(Figure collection entries)
---*---

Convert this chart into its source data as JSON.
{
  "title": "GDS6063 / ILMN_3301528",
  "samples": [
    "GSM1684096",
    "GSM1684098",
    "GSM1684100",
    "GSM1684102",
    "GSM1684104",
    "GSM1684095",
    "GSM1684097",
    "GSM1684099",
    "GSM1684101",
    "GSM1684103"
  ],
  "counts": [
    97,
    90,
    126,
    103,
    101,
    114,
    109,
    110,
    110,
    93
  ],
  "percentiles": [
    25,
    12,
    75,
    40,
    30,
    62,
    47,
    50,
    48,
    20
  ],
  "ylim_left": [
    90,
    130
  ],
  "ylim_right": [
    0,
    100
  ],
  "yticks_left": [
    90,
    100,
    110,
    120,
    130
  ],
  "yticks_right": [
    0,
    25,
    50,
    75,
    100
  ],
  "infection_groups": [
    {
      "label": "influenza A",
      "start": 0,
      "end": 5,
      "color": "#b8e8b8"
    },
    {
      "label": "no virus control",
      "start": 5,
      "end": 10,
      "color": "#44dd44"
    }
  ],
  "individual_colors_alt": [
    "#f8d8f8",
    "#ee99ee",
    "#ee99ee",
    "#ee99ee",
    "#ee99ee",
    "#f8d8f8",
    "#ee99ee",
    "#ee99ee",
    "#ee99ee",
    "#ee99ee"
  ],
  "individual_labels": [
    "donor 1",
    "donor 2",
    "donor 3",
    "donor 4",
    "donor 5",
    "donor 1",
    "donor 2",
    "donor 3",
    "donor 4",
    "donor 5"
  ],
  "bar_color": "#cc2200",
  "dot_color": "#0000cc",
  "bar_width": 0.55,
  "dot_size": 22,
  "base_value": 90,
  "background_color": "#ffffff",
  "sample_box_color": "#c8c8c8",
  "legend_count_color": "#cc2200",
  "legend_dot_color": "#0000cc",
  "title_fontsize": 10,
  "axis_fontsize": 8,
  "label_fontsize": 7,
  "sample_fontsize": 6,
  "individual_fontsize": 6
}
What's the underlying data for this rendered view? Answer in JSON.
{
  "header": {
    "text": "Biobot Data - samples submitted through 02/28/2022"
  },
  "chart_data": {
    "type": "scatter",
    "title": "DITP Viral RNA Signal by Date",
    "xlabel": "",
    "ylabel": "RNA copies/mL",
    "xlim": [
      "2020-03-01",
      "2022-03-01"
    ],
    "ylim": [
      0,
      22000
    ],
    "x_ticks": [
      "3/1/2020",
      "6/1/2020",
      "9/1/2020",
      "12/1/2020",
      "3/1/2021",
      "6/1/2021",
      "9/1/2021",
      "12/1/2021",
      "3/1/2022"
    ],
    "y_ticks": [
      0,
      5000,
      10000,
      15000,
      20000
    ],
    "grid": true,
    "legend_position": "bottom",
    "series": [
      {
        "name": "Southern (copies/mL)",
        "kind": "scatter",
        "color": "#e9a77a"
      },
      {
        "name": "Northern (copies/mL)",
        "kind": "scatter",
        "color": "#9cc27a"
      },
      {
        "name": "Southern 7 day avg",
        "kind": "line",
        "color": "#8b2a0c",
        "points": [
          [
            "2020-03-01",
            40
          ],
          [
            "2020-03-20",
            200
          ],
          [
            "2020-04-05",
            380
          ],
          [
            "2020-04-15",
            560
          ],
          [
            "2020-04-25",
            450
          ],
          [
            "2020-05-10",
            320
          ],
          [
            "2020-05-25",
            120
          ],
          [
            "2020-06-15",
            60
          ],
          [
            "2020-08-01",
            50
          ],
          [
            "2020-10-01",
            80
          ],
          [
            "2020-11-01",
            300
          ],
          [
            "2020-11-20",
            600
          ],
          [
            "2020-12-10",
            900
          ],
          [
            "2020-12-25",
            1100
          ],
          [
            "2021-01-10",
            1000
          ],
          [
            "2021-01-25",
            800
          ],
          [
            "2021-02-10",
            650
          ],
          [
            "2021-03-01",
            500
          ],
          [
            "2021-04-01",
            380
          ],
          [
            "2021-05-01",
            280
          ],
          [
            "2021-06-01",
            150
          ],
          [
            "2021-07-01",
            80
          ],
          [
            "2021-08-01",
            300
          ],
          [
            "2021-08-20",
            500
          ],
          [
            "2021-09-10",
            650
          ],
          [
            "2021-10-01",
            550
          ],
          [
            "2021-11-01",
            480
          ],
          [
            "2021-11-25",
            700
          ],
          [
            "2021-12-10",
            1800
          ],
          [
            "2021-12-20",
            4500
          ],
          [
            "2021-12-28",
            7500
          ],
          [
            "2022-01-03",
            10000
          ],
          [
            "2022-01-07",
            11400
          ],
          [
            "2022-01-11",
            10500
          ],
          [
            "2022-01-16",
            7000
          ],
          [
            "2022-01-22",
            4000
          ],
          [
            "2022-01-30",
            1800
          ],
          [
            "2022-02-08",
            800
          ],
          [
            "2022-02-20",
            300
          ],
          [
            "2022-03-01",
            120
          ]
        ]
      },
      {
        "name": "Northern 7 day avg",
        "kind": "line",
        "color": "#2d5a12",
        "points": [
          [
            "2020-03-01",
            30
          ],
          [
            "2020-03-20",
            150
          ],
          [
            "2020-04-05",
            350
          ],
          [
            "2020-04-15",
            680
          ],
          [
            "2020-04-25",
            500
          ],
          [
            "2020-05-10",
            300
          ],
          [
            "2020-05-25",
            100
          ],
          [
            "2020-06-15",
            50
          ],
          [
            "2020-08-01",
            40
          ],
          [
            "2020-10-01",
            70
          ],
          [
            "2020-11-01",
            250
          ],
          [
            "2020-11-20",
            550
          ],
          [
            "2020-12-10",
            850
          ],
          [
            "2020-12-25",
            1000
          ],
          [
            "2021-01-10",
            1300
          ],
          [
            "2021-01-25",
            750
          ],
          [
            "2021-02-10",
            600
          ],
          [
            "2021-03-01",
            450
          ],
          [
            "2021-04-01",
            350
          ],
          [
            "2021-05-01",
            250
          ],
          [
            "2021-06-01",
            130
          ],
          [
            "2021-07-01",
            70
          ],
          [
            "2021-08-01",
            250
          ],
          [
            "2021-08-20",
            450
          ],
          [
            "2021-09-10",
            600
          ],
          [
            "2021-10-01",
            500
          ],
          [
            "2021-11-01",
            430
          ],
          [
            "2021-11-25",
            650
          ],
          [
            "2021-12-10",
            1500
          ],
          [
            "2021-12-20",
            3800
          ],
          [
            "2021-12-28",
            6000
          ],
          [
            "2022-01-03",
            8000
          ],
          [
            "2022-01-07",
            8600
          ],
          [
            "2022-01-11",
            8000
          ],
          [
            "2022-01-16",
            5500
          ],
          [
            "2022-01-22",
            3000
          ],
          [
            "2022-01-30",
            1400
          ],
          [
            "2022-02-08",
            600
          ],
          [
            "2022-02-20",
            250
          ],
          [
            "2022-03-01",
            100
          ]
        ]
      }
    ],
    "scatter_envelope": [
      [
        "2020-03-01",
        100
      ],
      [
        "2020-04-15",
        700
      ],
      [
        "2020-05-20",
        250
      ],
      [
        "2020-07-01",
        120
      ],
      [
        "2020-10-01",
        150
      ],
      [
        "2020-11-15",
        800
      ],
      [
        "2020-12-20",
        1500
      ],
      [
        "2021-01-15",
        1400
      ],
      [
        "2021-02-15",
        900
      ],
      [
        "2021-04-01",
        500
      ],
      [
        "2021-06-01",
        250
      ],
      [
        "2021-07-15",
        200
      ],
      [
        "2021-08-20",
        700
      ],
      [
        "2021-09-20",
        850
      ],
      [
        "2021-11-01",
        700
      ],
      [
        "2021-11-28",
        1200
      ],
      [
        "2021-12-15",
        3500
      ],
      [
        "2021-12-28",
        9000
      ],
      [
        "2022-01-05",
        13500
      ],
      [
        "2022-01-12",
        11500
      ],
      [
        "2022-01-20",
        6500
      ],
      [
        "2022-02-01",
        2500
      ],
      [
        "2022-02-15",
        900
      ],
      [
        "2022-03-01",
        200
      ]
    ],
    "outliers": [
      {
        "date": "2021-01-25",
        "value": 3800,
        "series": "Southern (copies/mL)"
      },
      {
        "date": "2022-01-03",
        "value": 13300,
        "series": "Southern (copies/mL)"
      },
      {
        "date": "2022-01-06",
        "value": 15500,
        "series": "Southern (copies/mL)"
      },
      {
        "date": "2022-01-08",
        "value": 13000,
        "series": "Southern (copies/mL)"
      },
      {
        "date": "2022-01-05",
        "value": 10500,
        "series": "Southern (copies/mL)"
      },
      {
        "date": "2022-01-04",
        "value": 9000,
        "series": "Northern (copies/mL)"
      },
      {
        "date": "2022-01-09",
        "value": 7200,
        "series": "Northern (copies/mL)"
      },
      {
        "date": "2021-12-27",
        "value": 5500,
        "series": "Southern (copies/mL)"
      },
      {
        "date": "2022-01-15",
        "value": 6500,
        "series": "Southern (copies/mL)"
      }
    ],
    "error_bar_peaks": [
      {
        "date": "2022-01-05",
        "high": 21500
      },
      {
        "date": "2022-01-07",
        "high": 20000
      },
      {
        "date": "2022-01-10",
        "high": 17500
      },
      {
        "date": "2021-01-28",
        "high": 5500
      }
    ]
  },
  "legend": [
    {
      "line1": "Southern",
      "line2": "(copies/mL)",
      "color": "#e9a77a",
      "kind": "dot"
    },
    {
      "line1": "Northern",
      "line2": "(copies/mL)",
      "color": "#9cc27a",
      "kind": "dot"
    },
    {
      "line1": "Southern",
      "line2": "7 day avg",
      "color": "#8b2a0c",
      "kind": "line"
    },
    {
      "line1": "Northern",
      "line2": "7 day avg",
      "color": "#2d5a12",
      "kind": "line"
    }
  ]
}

---*---

Directions for this task: The required output is a copy of each line in the records where the string "high" occurs.

Exercise response:
        "high": 21500
        "high": 20000
        "high": 17500
        "high": 5500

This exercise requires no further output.